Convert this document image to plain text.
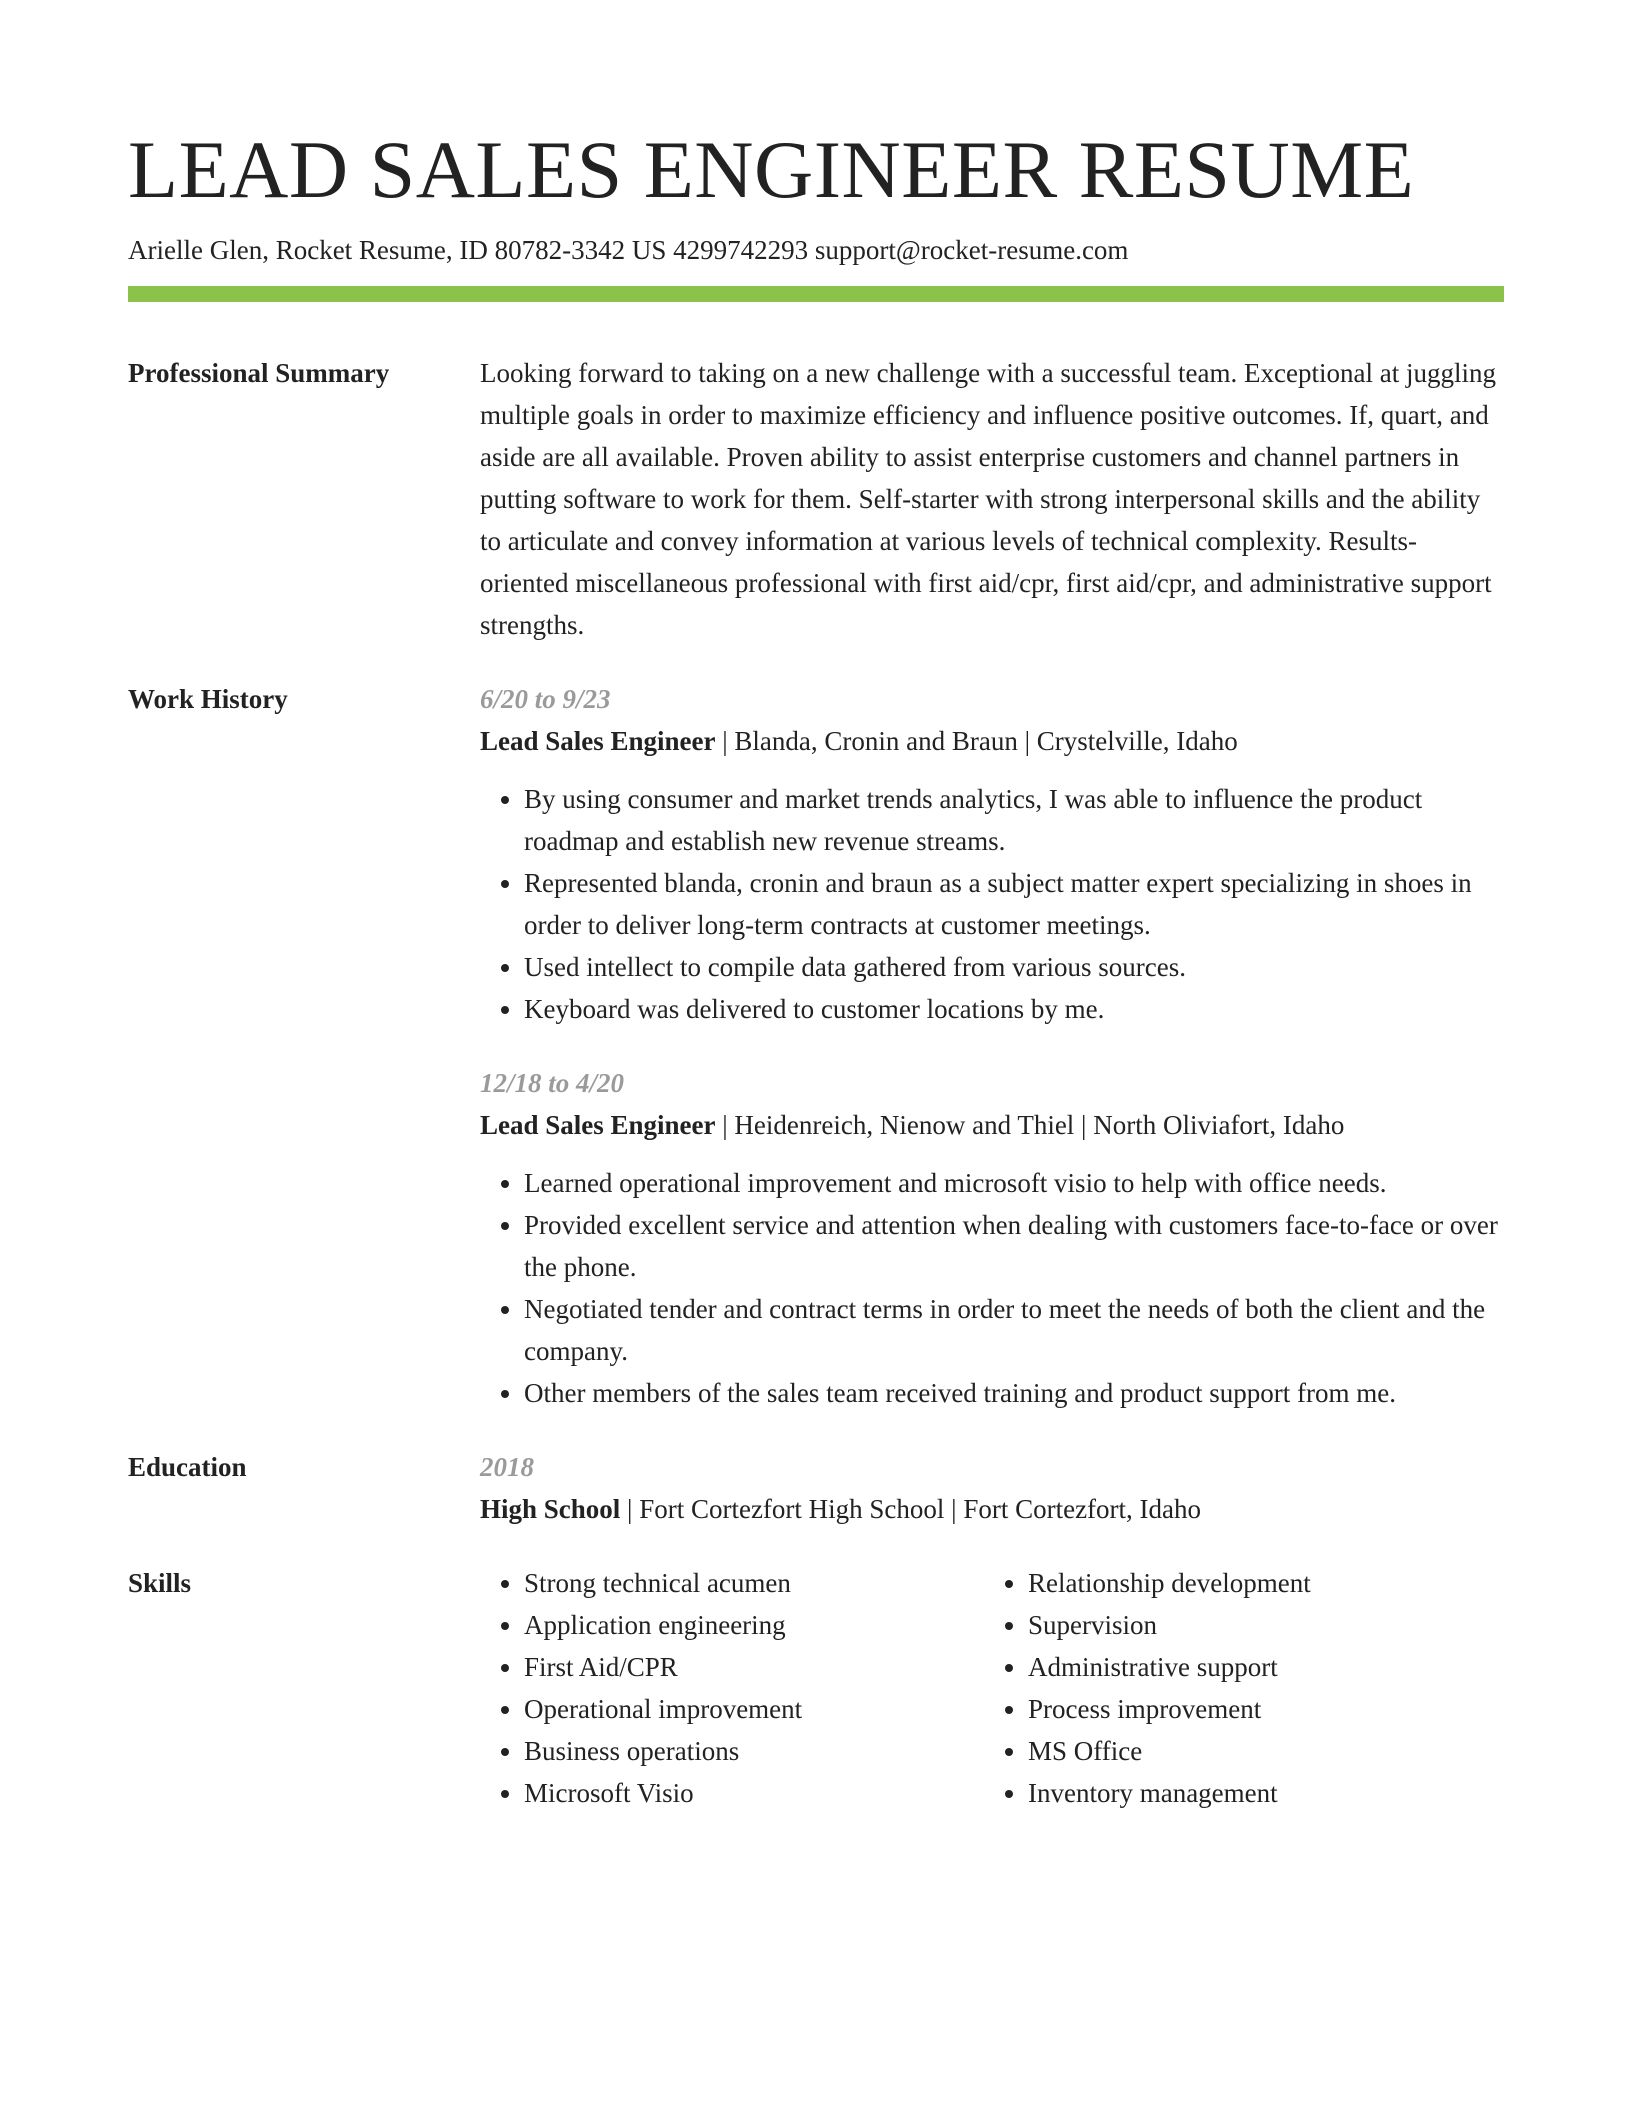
LEAD SALES ENGINEER RESUME
Arielle Glen, Rocket Resume, ID 80782-3342 US 4299742293 support@rocket-resume.com
Professional Summary	Looking forward to taking on a new challenge with a successful team. Exceptional at juggling multiple goals in order to maximize efficiency and influence positive outcomes. If, quart, and aside are all available. Proven ability to assist enterprise customers and channel partners in putting software to work for them. Self-starter with strong interpersonal skills and the ability to articulate and convey information at various levels of technical complexity. Results-oriented miscellaneous professional with first aid/cpr, first aid/cpr, and administrative support strengths.
Work History	6/20 to 9/23
Lead Sales Engineer | Blanda, Cronin and Braun | Crystelville, Idaho
• By using consumer and market trends analytics, I was able to influence the product roadmap and establish new revenue streams.
• Represented blanda, cronin and braun as a subject matter expert specializing in shoes in order to deliver long-term contracts at customer meetings.
• Used intellect to compile data gathered from various sources.
• Keyboard was delivered to customer locations by me.
12/18 to 4/20
Lead Sales Engineer | Heidenreich, Nienow and Thiel | North Oliviafort, Idaho
• Learned operational improvement and microsoft visio to help with office needs.
• Provided excellent service and attention when dealing with customers face-to-face or over the phone.
• Negotiated tender and contract terms in order to meet the needs of both the client and the company.
• Other members of the sales team received training and product support from me.
Education	2018
High School | Fort Cortezfort High School | Fort Cortezfort, Idaho
Skills
•	Strong technical acumen
• Application engineering
• First Aid/CPR
• Operational improvement
• Business operations
• Microsoft Visio
• Relationship development
• Supervision
• Administrative support
• Process improvement
• MS Office
• Inventory management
▬▬▬
Objective
Establish how many lines of the material above hold the word "with". Nothing but the count should be returned.

Output for this task
3